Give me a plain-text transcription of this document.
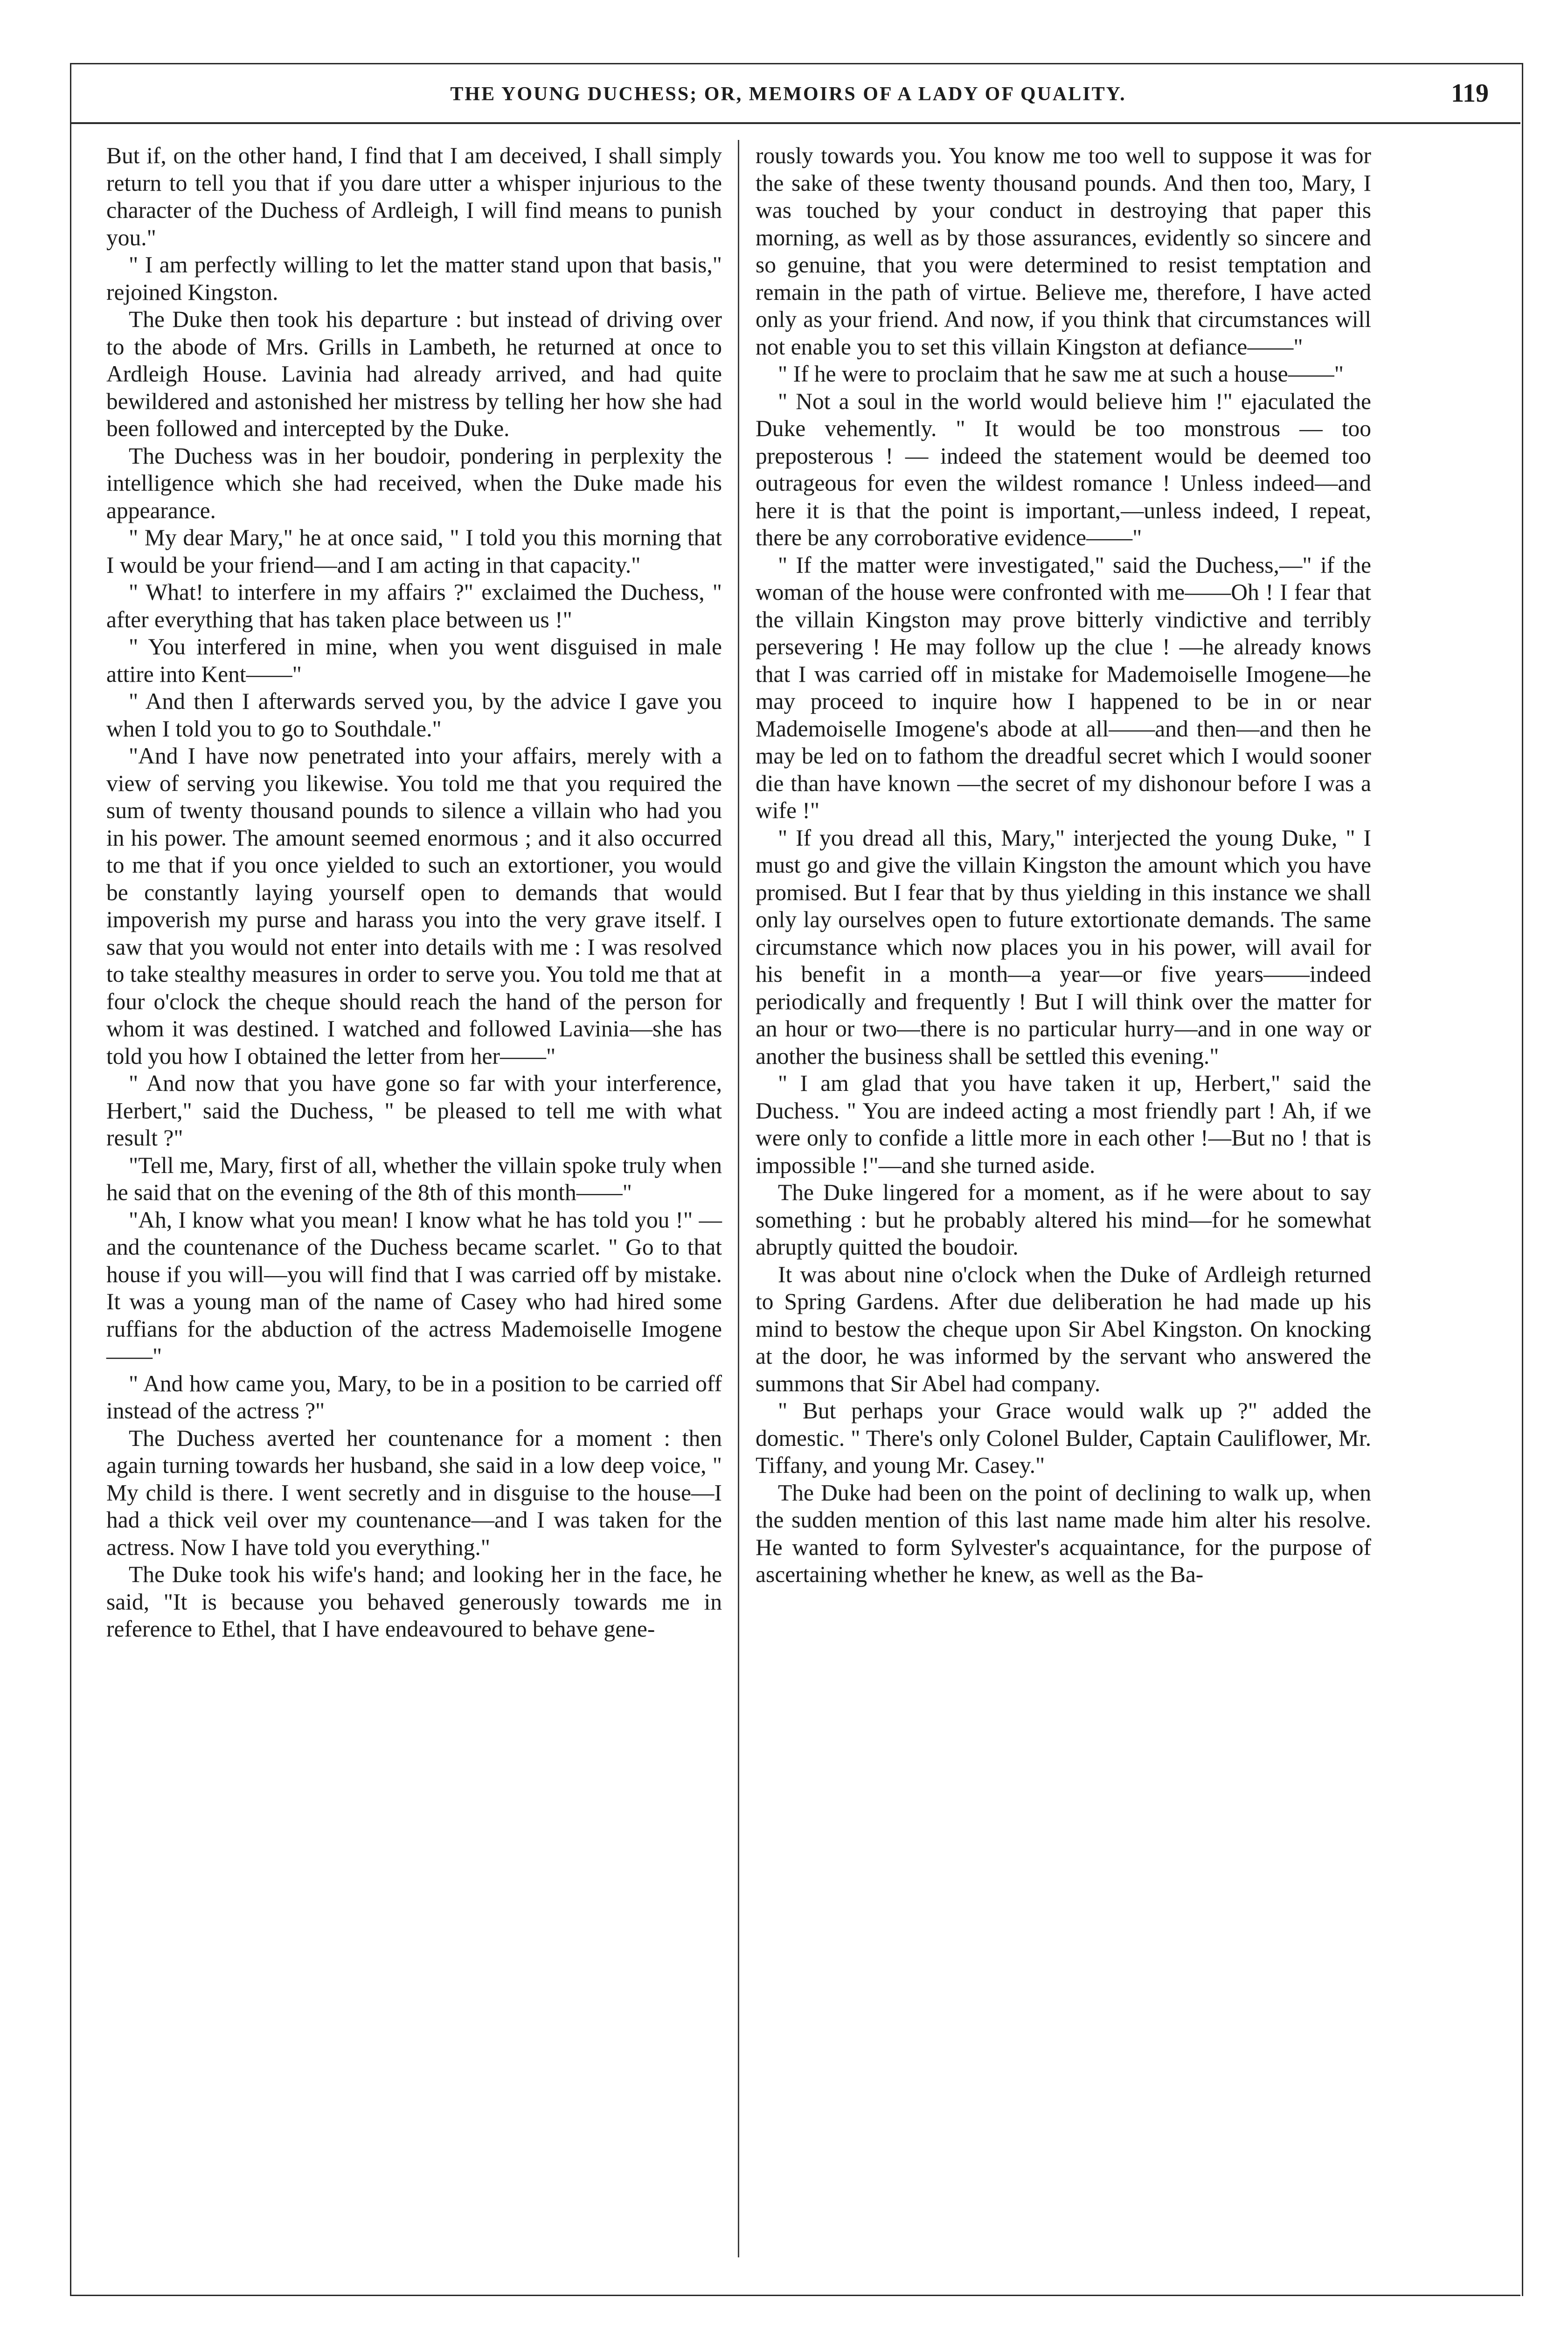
THE YOUNG DUCHESS; OR, MEMOIRS OF A LADY OF QUALITY.	119

But if, on the other hand, I find that I am deceived, I shall simply return to tell you that if you dare utter a whisper injurious to the character of the Duchess of Ardleigh, I will find means to punish you."

" I am perfectly willing to let the matter stand upon that basis," rejoined Kingston.

The Duke then took his departure : but instead of driving over to the abode of Mrs. Grills in Lambeth, he returned at once to Ardleigh House. Lavinia had already arrived, and had quite bewildered and astonished her mistress by telling her how she had been followed and intercepted by the Duke.

The Duchess was in her boudoir, pondering in perplexity the intelligence which she had received, when the Duke made his appearance.

" My dear Mary," he at once said, " I told you this morning that I would be your friend—and I am acting in that capacity."

" What! to interfere in my affairs ?" exclaimed the Duchess, " after everything that has taken place between us !"

" You interfered in mine, when you went disguised in male attire into Kent——"

" And then I afterwards served you, by the advice I gave you when I told you to go to Southdale."

"And I have now penetrated into your affairs, merely with a view of serving you likewise. You told me that you required the sum of twenty thousand pounds to silence a villain who had you in his power. The amount seemed enormous ; and it also occurred to me that if you once yielded to such an extortioner, you would be constantly laying yourself open to demands that would impoverish my purse and harass you into the very grave itself. I saw that you would not enter into details with me : I was resolved to take stealthy measures in order to serve you. You told me that at four o'clock the cheque should reach the hand of the person for whom it was destined. I watched and followed Lavinia—she has told you how I obtained the letter from her——"

" And now that you have gone so far with your interference, Herbert," said the Duchess, " be pleased to tell me with what result ?"

"Tell me, Mary, first of all, whether the villain spoke truly when he said that on the evening of the 8th of this month——"

"Ah, I know what you mean! I know what he has told you !" — and the countenance of the Duchess became scarlet. " Go to that house if you will—you will find that I was carried off by mistake. It was a young man of the name of Casey who had hired some ruffians for the abduction of the actress Mademoiselle Imogene——"

" And how came you, Mary, to be in a position to be carried off instead of the actress ?"

The Duchess averted her countenance for a moment : then again turning towards her husband, she said in a low deep voice, " My child is there. I went secretly and in disguise to the house—I had a thick veil over my countenance—and I was taken for the actress. Now I have told you everything."

The Duke took his wife's hand; and looking her in the face, he said, "It is because you behaved generously towards me in reference to Ethel, that I have endeavoured to behave gene-

rously towards you. You know me too well to suppose it was for the sake of these twenty thousand pounds. And then too, Mary, I was touched by your conduct in destroying that paper this morning, as well as by those assurances, evidently so sincere and so genuine, that you were determined to resist temptation and remain in the path of virtue. Believe me, therefore, I have acted only as your friend. And now, if you think that circumstances will not enable you to set this villain Kingston at defiance——"

" If he were to proclaim that he saw me at such a house——"

" Not a soul in the world would believe him !" ejaculated the Duke vehemently. " It would be too monstrous — too preposterous ! — indeed the statement would be deemed too outrageous for even the wildest romance ! Unless indeed—and here it is that the point is important,—unless indeed, I repeat, there be any corroborative evidence——"

" If the matter were investigated," said the Duchess,—" if the woman of the house were confronted with me——Oh ! I fear that the villain Kingston may prove bitterly vindictive and terribly persevering ! He may follow up the clue ! —he already knows that I was carried off in mistake for Mademoiselle Imogene—he may proceed to inquire how I happened to be in or near Mademoiselle Imogene's abode at all——and then—and then he may be led on to fathom the dreadful secret which I would sooner die than have known —the secret of my dishonour before I was a wife !"

" If you dread all this, Mary," interjected the young Duke, " I must go and give the villain Kingston the amount which you have promised. But I fear that by thus yielding in this instance we shall only lay ourselves open to future extortionate demands. The same circumstance which now places you in his power, will avail for his benefit in a month—a year—or five years——indeed periodically and frequently ! But I will think over the matter for an hour or two—there is no particular hurry—and in one way or another the business shall be settled this evening."

" I am glad that you have taken it up, Herbert," said the Duchess. " You are indeed acting a most friendly part ! Ah, if we were only to confide a little more in each other !—But no ! that is impossible !"—and she turned aside.

The Duke lingered for a moment, as if he were about to say something : but he probably altered his mind—for he somewhat abruptly quitted the boudoir.

It was about nine o'clock when the Duke of Ardleigh returned to Spring Gardens. After due deliberation he had made up his mind to bestow the cheque upon Sir Abel Kingston. On knocking at the door, he was informed by the servant who answered the summons that Sir Abel had company.

" But perhaps your Grace would walk up ?" added the domestic. " There's only Colonel Bulder, Captain Cauliflower, Mr. Tiffany, and young Mr. Casey."

The Duke had been on the point of declining to walk up, when the sudden mention of this last name made him alter his resolve. He wanted to form Sylvester's acquaintance, for the purpose of ascertaining whether he knew, as well as the Ba-
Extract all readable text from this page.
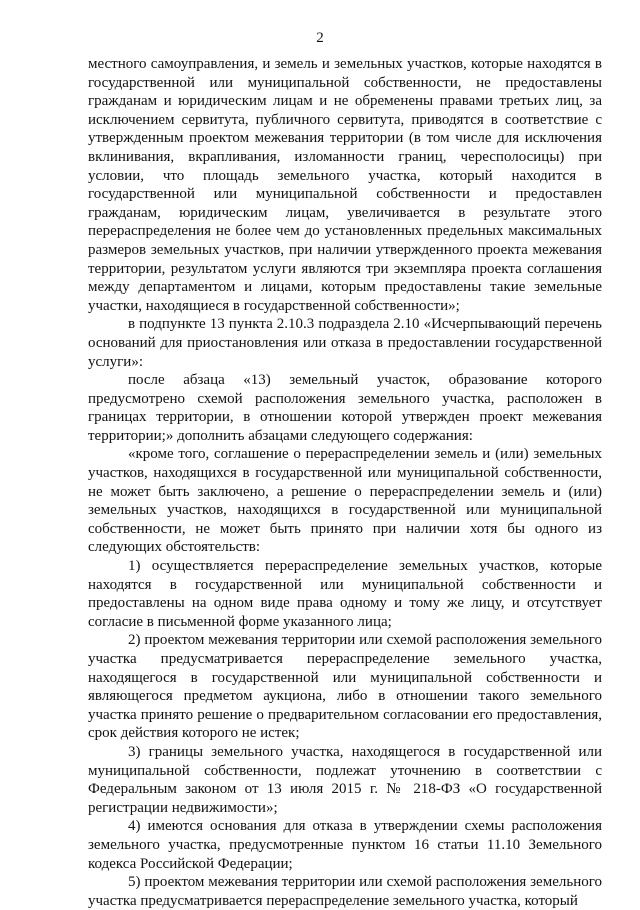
2

местного самоуправления, и земель и земельных участков, которые находятся в государственной или муниципальной собственности, не предоставлены гражданам и юридическим лицам и не обременены правами третьих лиц, за исключением сервитута, публичного сервитута, приводятся в соответствие с утвержденным проектом межевания территории (в том числе для исключения вклинивания, вкрапливания, изломанности границ, чересполосицы) при условии, что площадь земельного участка, который находится в государственной или муниципальной собственности и предоставлен гражданам, юридическим лицам, увеличивается в результате этого перераспределения не более чем до установленных предельных максимальных размеров земельных участков, при наличии утвержденного проекта межевания территории, результатом услуги являются три экземпляра проекта соглашения между департаментом и лицами, которым предоставлены такие земельные участки, находящиеся в государственной собственности»;

в подпункте 13 пункта 2.10.3 подраздела 2.10 «Исчерпывающий перечень оснований для приостановления или отказа в предоставлении государственной услуги»:

после абзаца «13) земельный участок, образование которого предусмотрено схемой расположения земельного участка, расположен в границах территории, в отношении которой утвержден проект межевания территории;» дополнить абзацами следующего содержания:

«кроме того, соглашение о перераспределении земель и (или) земельных участков, находящихся в государственной или муниципальной собственности, не может быть заключено, а решение о перераспределении земель и (или) земельных участков, находящихся в государственной или муниципальной собственности, не может быть принято при наличии хотя бы одного из следующих обстоятельств:

1) осуществляется перераспределение земельных участков, которые находятся в государственной или муниципальной собственности и предоставлены на одном виде права одному и тому же лицу, и отсутствует согласие в письменной форме указанного лица;

2) проектом межевания территории или схемой расположения земельного участка предусматривается перераспределение земельного участка, находящегося в государственной или муниципальной собственности и являющегося предметом аукциона, либо в отношении такого земельного участка принято решение о предварительном согласовании его предоставления, срок действия которого не истек;

3) границы земельного участка, находящегося в государственной или муниципальной собственности, подлежат уточнению в соответствии с Федеральным законом от 13 июля 2015 г. № 218-ФЗ «О государственной регистрации недвижимости»;

4) имеются основания для отказа в утверждении схемы расположения земельного участка, предусмотренные пунктом 16 статьи 11.10 Земельного кодекса Российской Федерации;

5) проектом межевания территории или схемой расположения земельного участка предусматривается перераспределение земельного участка, который
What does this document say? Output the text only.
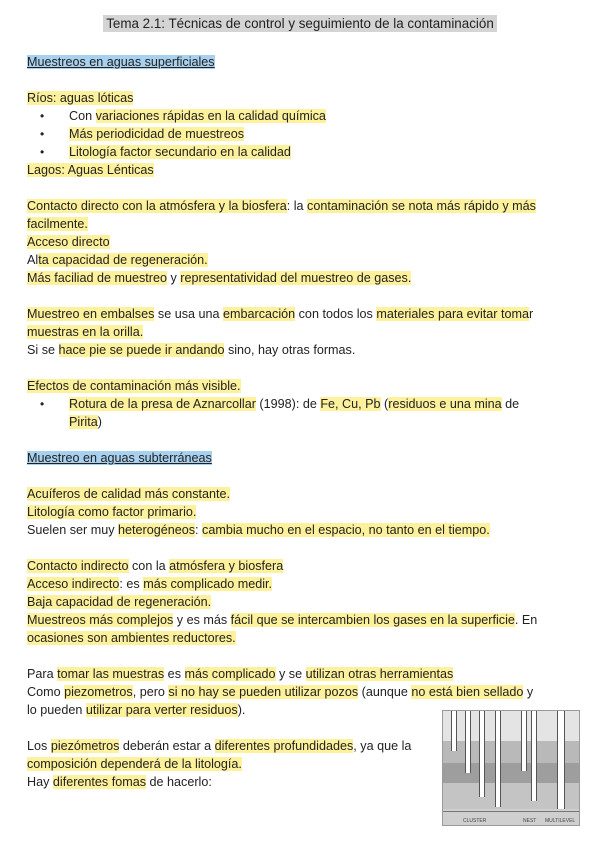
Tema 2.1: Técnicas de control y seguimiento de la contaminación
Muestreos en aguas superficiales
Ríos: aguas lóticas
• Con variaciones rápidas en la calidad química
• Más periodicidad de muestreos
• Litología factor secundario en la calidad
Lagos: Aguas Lénticas
Contacto directo con la atmósfera y la biosfera: la contaminación se nota más rápido y más
facilmente.
Acceso directo
Alta capacidad de regeneración.
Más faciliad de muestreo y representatividad del muestreo de gases.
Muestreo en embalses se usa una embarcación con todos los materiales para evitar tomar
muestras en la orilla.
Si se hace pie se puede ir andando sino, hay otras formas.
Efectos de contaminación más visible.
• Rotura de la presa de Aznarcollar (1998): de Fe, Cu, Pb (residuos e una mina de
Pirita)
Muestreo en aguas subterráneas
Acuíferos de calidad más constante.
Litología como factor primario.
Suelen ser muy heterogéneos: cambia mucho en el espacio, no tanto en el tiempo.
Contacto indirecto con la atmósfera y biosfera
Acceso indirecto: es más complicado medir.
Baja capacidad de regeneración.
Muestreos más complejos y es más fácil que se intercambien los gases en la superficie. En
ocasiones son ambientes reductores.
Para tomar las muestras es más complicado y se utilizan otras herramientas
Como piezometros, pero si no hay se pueden utilizar pozos (aunque no está bien sellado y
lo pueden utilizar para verter residuos).
Los piezómetros deberán estar a diferentes profundidades, ya que la
composición dependerá de la litología.
Hay diferentes fomas de hacerlo:
CLUSTER	NEST MULTILEVEL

+-------+

Which lines include the word "indirecto"? List them all.

Contacto indirecto con la atmósfera y biosfera
Acceso indirecto: es más complicado medir.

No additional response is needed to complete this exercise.